_YOUR OBJECTIVE:_ Gather, from the data below, each line in which the word "console" occurs.

_DATASET CONTENT:_
○ ○ ○
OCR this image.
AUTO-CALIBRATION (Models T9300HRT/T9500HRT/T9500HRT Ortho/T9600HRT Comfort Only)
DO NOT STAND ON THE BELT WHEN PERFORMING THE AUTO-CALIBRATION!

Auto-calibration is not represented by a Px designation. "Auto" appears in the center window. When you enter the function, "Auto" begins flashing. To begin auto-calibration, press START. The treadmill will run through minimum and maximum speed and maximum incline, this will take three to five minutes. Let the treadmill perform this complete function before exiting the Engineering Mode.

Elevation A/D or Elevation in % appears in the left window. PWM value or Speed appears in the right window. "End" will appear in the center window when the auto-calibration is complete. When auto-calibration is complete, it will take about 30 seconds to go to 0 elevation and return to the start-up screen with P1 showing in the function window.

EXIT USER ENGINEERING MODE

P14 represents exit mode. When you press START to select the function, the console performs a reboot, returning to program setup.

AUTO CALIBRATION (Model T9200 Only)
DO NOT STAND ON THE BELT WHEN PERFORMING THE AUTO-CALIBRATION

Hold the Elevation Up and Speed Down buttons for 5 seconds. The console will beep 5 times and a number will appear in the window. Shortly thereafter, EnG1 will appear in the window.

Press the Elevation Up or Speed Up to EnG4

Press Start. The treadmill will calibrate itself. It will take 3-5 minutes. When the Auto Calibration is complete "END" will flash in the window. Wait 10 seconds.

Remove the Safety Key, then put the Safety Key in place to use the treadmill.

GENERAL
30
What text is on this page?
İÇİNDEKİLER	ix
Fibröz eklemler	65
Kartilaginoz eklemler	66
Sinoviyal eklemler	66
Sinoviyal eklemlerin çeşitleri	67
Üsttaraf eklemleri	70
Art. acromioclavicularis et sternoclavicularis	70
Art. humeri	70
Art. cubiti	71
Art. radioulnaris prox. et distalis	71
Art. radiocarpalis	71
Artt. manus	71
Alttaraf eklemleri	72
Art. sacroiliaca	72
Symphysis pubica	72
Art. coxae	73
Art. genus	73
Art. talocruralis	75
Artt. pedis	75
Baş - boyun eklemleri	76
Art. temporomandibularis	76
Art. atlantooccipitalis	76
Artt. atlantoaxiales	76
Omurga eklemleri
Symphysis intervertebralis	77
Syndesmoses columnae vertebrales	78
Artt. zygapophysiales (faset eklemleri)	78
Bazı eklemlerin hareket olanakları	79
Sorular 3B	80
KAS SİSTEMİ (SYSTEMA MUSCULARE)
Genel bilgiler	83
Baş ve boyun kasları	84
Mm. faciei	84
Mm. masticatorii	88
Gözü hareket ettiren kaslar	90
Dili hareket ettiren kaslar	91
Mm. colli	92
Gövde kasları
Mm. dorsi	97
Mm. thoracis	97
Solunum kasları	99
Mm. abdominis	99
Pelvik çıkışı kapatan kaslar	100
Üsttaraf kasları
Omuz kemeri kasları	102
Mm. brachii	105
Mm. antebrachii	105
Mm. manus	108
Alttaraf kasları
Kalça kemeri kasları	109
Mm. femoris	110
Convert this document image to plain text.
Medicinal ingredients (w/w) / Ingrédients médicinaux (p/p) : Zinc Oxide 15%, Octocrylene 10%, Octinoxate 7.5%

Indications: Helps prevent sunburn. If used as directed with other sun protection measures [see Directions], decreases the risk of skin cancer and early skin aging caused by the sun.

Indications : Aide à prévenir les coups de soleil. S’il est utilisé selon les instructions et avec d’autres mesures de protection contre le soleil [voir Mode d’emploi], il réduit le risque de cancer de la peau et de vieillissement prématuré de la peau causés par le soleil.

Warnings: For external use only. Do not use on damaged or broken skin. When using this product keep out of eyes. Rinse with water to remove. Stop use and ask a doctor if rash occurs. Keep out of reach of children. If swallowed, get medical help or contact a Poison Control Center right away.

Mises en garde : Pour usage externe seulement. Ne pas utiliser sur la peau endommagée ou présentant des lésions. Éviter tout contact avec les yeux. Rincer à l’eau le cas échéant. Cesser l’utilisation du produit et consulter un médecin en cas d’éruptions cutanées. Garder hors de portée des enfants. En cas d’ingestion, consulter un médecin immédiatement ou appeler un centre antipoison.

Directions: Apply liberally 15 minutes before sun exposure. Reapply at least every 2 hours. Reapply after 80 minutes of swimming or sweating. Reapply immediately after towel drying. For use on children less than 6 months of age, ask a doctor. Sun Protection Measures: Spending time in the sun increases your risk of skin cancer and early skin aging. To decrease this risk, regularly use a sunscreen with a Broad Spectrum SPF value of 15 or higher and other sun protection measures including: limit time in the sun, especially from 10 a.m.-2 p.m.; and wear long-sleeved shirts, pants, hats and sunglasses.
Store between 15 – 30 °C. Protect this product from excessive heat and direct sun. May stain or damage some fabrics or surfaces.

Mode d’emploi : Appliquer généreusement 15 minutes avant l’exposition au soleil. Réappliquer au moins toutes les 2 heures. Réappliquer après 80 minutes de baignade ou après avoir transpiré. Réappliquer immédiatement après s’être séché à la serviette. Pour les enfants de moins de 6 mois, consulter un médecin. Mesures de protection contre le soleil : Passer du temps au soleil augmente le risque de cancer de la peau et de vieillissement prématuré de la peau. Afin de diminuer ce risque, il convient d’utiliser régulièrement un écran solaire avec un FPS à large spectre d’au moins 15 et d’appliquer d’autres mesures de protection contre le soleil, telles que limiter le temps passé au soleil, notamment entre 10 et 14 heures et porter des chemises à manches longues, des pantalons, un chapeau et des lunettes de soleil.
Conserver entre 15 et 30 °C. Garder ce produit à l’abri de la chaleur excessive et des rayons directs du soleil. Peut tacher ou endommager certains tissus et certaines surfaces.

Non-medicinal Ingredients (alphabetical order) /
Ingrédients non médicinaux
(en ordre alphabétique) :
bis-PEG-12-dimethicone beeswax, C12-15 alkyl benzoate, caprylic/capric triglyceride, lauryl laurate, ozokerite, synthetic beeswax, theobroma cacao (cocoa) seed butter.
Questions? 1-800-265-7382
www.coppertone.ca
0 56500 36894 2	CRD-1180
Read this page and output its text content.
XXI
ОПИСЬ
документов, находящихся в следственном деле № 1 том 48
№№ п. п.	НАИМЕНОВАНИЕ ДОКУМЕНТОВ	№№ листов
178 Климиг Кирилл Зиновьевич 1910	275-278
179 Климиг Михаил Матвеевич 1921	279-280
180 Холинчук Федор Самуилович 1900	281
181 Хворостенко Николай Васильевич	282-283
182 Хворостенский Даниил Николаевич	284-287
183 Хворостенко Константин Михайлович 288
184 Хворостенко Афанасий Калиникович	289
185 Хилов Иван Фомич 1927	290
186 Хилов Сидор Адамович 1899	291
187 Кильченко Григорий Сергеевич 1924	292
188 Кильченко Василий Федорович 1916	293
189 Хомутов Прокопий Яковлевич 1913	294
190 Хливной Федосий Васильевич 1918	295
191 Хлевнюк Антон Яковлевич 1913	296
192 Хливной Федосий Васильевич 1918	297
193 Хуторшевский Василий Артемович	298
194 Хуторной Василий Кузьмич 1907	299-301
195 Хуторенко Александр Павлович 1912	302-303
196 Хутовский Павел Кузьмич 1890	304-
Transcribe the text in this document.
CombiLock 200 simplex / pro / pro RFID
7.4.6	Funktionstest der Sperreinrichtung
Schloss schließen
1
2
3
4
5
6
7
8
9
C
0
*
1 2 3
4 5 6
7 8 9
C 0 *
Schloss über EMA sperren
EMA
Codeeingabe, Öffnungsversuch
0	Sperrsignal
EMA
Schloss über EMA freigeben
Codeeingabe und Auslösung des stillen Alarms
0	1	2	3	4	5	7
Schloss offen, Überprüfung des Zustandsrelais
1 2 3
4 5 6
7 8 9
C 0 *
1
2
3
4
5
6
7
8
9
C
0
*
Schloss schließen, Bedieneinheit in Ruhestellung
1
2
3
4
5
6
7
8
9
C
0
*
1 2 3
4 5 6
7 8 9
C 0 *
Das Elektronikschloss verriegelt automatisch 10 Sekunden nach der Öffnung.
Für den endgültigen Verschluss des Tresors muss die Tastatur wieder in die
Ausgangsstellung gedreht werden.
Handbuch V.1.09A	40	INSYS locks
○ ○ ○
_ANSWER TO THIS TASK:_
P14 represents exit mode. When you press START to select the function, the console performs a reboot, returning to program setup.
Hold the Elevation Up and Speed Down buttons for 5 seconds. The console will beep 5 times and a number will appear in the window. Shortly thereafter, EnG1 will appear in the window.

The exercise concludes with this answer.